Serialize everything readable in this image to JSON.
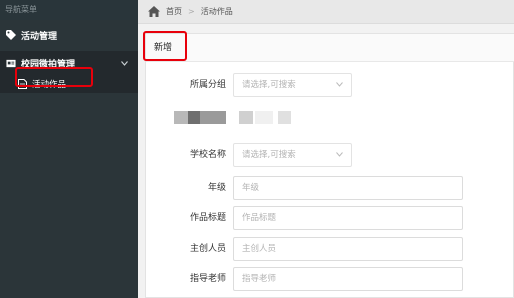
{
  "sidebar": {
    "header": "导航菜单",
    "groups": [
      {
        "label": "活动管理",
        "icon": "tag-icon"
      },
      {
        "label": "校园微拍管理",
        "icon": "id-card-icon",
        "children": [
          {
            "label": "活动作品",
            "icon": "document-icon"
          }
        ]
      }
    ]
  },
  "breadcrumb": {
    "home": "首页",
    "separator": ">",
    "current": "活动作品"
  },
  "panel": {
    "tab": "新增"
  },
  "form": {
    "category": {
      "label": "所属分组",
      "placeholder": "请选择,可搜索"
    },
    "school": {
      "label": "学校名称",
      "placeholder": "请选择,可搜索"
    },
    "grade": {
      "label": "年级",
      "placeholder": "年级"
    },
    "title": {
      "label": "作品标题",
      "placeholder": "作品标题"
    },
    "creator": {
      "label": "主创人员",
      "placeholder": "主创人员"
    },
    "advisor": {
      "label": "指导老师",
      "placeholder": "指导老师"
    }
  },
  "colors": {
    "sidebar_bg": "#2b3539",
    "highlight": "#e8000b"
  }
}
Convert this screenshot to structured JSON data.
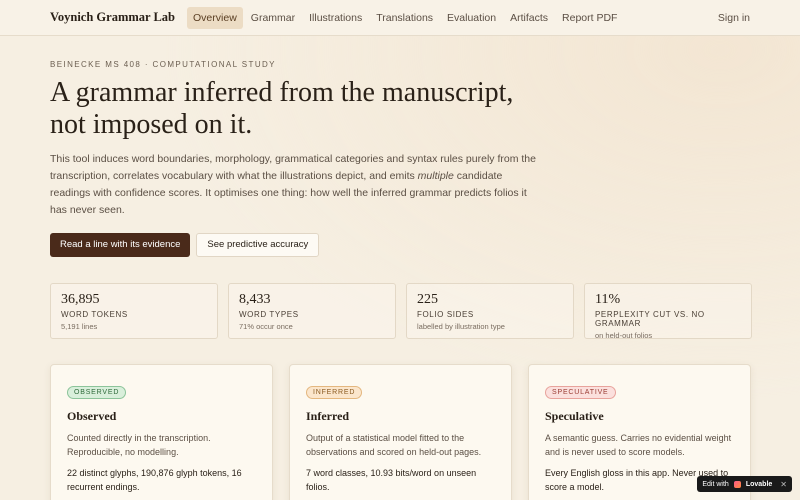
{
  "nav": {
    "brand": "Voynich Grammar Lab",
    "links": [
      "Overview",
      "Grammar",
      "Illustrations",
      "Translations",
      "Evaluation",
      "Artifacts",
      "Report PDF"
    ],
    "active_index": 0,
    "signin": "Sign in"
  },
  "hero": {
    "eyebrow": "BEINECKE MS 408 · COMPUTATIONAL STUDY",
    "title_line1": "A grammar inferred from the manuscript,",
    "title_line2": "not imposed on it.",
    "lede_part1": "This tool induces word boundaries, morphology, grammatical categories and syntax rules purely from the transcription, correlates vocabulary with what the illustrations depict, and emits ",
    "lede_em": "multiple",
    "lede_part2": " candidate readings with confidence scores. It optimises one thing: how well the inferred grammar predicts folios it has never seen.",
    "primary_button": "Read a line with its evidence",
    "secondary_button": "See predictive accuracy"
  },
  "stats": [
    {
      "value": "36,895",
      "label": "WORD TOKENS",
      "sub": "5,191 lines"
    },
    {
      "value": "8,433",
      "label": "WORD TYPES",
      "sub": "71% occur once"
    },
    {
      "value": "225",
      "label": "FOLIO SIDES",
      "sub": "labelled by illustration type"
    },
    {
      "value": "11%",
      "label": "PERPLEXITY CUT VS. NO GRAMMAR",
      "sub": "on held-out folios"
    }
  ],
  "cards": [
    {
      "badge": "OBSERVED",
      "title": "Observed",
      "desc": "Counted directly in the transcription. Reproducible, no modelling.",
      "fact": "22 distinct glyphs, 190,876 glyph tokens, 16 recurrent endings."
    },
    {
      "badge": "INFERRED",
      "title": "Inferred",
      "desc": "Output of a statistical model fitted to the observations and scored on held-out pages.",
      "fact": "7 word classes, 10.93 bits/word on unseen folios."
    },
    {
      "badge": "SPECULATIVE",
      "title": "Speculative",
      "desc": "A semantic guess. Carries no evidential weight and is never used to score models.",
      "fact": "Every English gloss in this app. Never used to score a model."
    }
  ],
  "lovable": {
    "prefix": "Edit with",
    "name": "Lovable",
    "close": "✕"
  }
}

○ ○ ○

Give the data again exactly as written, with all pictures left out.

Serialize everything readable in this image to JSON.
{
  "sidebar": {
    "header": "导航菜单",
    "groups": [
      {
        "label": "活动管理",
        "icon": "tag-icon"
      },
      {
        "label": "校园微拍管理",
        "icon": "id-card-icon",
        "children": [
          {
            "label": "活动作品",
            "icon": "document-icon"
          }
        ]
      }
    ]
  },
  "breadcrumb": {
    "home": "首页",
    "separator": ">",
    "current": "活动作品"
  },
  "panel": {
    "tab": "新增"
  },
  "form": {
    "category": {
      "label": "所属分组",
      "placeholder": "请选择,可搜索"
    },
    "school": {
      "label": "学校名称",
      "placeholder": "请选择,可搜索"
    },
    "grade": {
      "label": "年级",
      "placeholder": "年级"
    },
    "title": {
      "label": "作品标题",
      "placeholder": "作品标题"
    },
    "creator": {
      "label": "主创人员",
      "placeholder": "主创人员"
    },
    "advisor": {
      "label": "指导老师",
      "placeholder": "指导老师"
    }
  },
  "colors": {
    "sidebar_bg": "#2b3539",
    "highlight": "#e8000b"
  }
}
Convert this screenshot to structured JSON data.
{
  "nav": {
    "brand": "Voynich Grammar Lab",
    "links": [
      "Overview",
      "Grammar",
      "Illustrations",
      "Translations",
      "Evaluation",
      "Artifacts",
      "Report PDF"
    ],
    "active_index": 0,
    "signin": "Sign in"
  },
  "hero": {
    "eyebrow": "BEINECKE MS 408 · COMPUTATIONAL STUDY",
    "title_line1": "A grammar inferred from the manuscript,",
    "title_line2": "not imposed on it.",
    "lede_part1": "This tool induces word boundaries, morphology, grammatical categories and syntax rules purely from the transcription, correlates vocabulary with what the illustrations depict, and emits ",
    "lede_em": "multiple",
    "lede_part2": " candidate readings with confidence scores. It optimises one thing: how well the inferred grammar predicts folios it has never seen.",
    "primary_button": "Read a line with its evidence",
    "secondary_button": "See predictive accuracy"
  },
  "stats": [
    {
      "value": "36,895",
      "label": "WORD TOKENS",
      "sub": "5,191 lines"
    },
    {
      "value": "8,433",
      "label": "WORD TYPES",
      "sub": "71% occur once"
    },
    {
      "value": "225",
      "label": "FOLIO SIDES",
      "sub": "labelled by illustration type"
    },
    {
      "value": "11%",
      "label": "PERPLEXITY CUT VS. NO GRAMMAR",
      "sub": "on held-out folios"
    }
  ],
  "cards": [
    {
      "badge": "OBSERVED",
      "title": "Observed",
      "desc": "Counted directly in the transcription. Reproducible, no modelling.",
      "fact": "22 distinct glyphs, 190,876 glyph tokens, 16 recurrent endings."
    },
    {
      "badge": "INFERRED",
      "title": "Inferred",
      "desc": "Output of a statistical model fitted to the observations and scored on held-out pages.",
      "fact": "7 word classes, 10.93 bits/word on unseen folios."
    },
    {
      "badge": "SPECULATIVE",
      "title": "Speculative",
      "desc": "A semantic guess. Carries no evidential weight and is never used to score models.",
      "fact": "Every English gloss in this app. Never used to score a model."
    }
  ],
  "lovable": {
    "prefix": "Edit with",
    "name": "Lovable",
    "close": "✕"
  }
}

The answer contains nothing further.